Document section.
_ _ _

Add a full async/awaitable docstring for echo_session.

This public header declaration lacks the required Doxygen comment. Please add documentation that follows the async/awaitable requirements (verb-starting brief, extended async description, completion conditions, params/return/throws, cancellation, examples, remarks, and @see) based on the actual behavior in echo.cpp.
As per coding guidelines, "Docstrings are required for all classes and functions in public headers in non-detail namespaces. Docstrings should include a brief description of purpose, document all parameters, return values, and any preconditions, postconditions, or exceptions." and "Write async/awaitable function javadoc with a one-sentence brief starting with a verb (e.g., 'Read data from the stream asynchronously.')."

_ _ _

Data excerpts.
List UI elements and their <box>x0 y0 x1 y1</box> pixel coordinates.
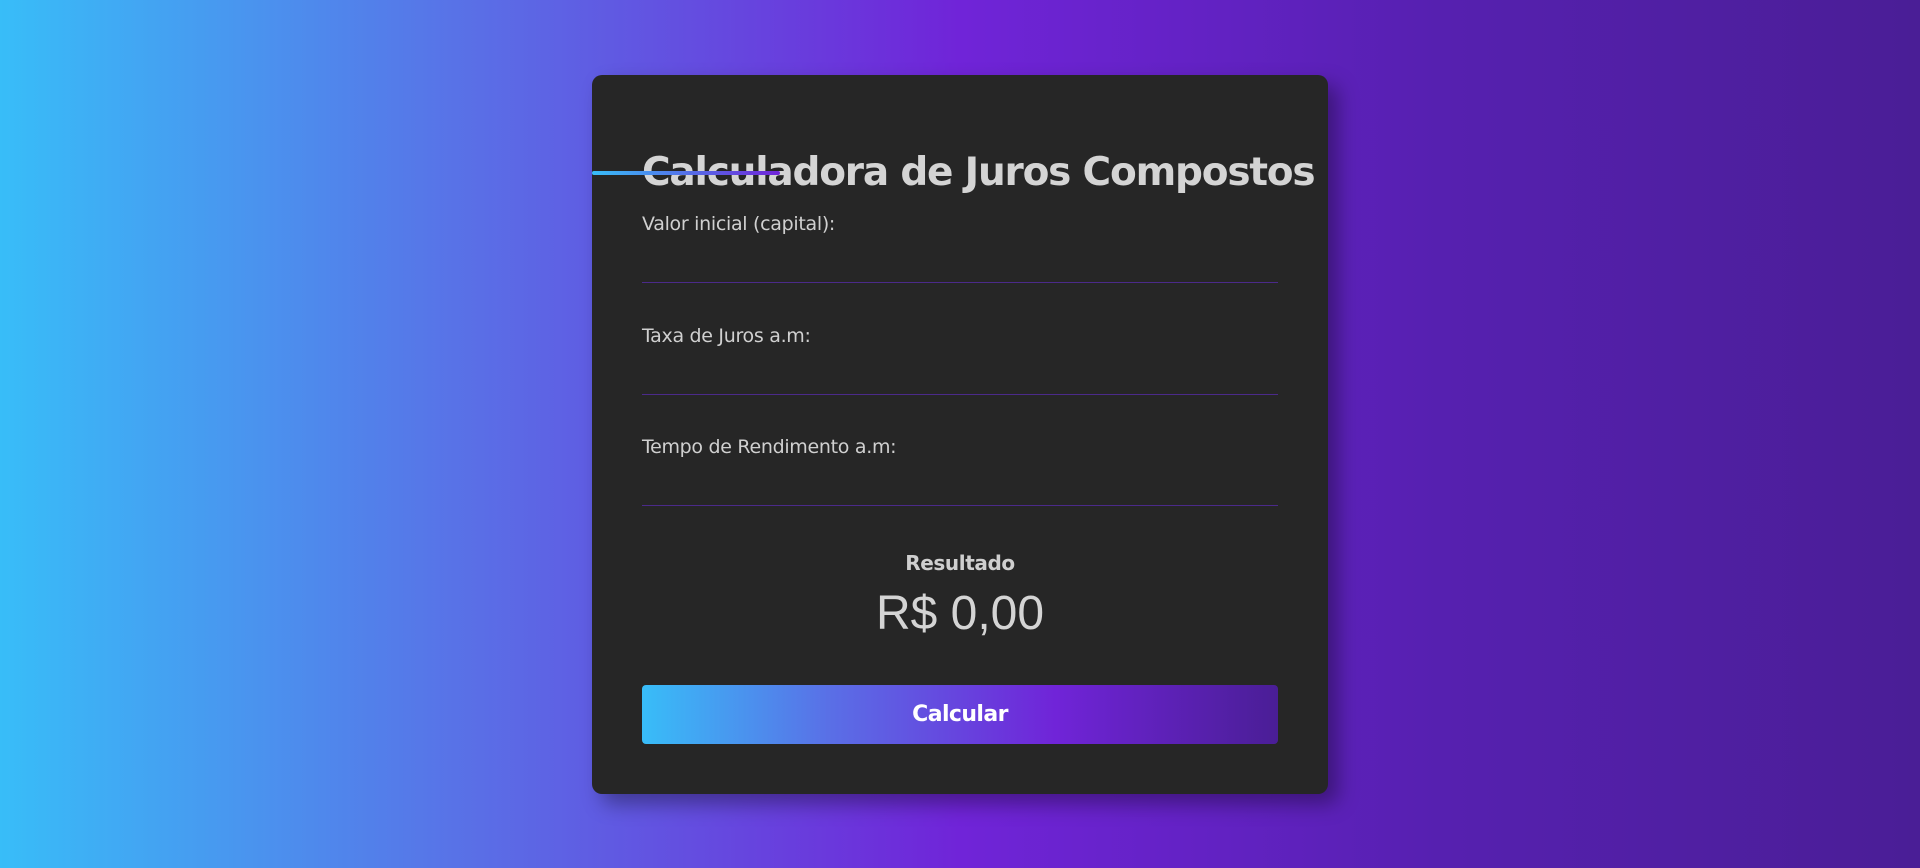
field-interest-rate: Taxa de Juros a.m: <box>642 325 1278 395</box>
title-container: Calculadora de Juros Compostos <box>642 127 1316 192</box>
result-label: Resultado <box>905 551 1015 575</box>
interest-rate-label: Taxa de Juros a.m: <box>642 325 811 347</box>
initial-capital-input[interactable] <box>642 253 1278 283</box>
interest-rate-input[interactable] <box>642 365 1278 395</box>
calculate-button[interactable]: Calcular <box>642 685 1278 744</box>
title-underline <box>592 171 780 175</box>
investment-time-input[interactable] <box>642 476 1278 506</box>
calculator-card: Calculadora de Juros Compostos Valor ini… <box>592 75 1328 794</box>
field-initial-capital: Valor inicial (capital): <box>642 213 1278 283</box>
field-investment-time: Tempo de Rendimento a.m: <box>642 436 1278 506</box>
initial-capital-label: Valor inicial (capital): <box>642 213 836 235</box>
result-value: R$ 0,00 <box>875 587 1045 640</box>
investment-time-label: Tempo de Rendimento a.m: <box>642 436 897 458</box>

_ _ _

Exercise description.
Please answer these questions about the docstring review comment:
1. Which function needs the docstring?
2. Which file's behavior should the documentation be based on?
3. What must the one-sentence brief start with?

Result of this exercise.
1. echo_session
2. echo.cpp
3. A verb